◆ PROBLEM TO SOLVE ◆
In the Snap removal excerpt below, list every systemctl action that is applied to snapd.service and snapd.socket.

◆ PAGE EXCERPT ◆
******

The first step would be to remove all the installed Snaps:

snap list | awk 'NR > 1 { print $1 }' | xargs -I{} sudo snap remove {}

This command will not work the first time around: This is because snap list lists the snaps (say) bare and firefox. bare can not be removed on the first iteration, because the firefox snap depends on the bare snap. So, the first iteration will remove only those Snaps which are at the “leaf node” of the dependency tree. Running this command repeatedly until you see the message No snaps installed will remove all Snaps entirely.

Snap runs as a daemon (for some reason!) So, we have to stop the daemon itself (snapd.service) and the socket-based activation unit (snapd.socket)

$ sudo systemctl stop snapd.service snapd.socket
$ sudo systemctl disable snapd.service snapd.socket
$ sudo systemctl mask snapd.service snapd.socket

4. Purge Snap

The Snap daemon is installed as the snapd package. This package can be purged and held in its uninstalled state: This will ensure that the package does not get installed during auto-updates. (I think!)

******

◆ RECORD EXCERPTS ◆
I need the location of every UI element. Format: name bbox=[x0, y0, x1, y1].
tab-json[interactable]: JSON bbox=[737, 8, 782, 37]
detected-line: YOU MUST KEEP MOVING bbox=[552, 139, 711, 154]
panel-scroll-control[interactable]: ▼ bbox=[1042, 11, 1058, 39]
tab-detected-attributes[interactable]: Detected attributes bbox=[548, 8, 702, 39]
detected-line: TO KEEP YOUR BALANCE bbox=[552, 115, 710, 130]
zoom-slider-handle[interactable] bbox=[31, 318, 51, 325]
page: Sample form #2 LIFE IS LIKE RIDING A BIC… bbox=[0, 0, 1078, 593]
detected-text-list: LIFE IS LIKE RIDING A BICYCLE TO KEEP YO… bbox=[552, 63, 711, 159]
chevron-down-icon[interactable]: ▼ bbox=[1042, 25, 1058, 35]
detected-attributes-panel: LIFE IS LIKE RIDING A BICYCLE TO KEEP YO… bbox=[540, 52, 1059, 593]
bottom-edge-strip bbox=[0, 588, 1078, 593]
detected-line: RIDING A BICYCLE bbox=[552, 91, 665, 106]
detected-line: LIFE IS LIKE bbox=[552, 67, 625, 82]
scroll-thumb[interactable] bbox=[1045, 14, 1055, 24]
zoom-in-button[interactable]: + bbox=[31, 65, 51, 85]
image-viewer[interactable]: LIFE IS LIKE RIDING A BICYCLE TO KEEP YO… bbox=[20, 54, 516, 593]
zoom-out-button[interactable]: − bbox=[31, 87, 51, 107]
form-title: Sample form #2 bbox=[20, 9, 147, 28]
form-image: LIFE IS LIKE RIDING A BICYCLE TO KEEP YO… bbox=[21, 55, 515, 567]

******

◆ ANSWER FOR THIS EXERCISE ◆
stop
disable
mask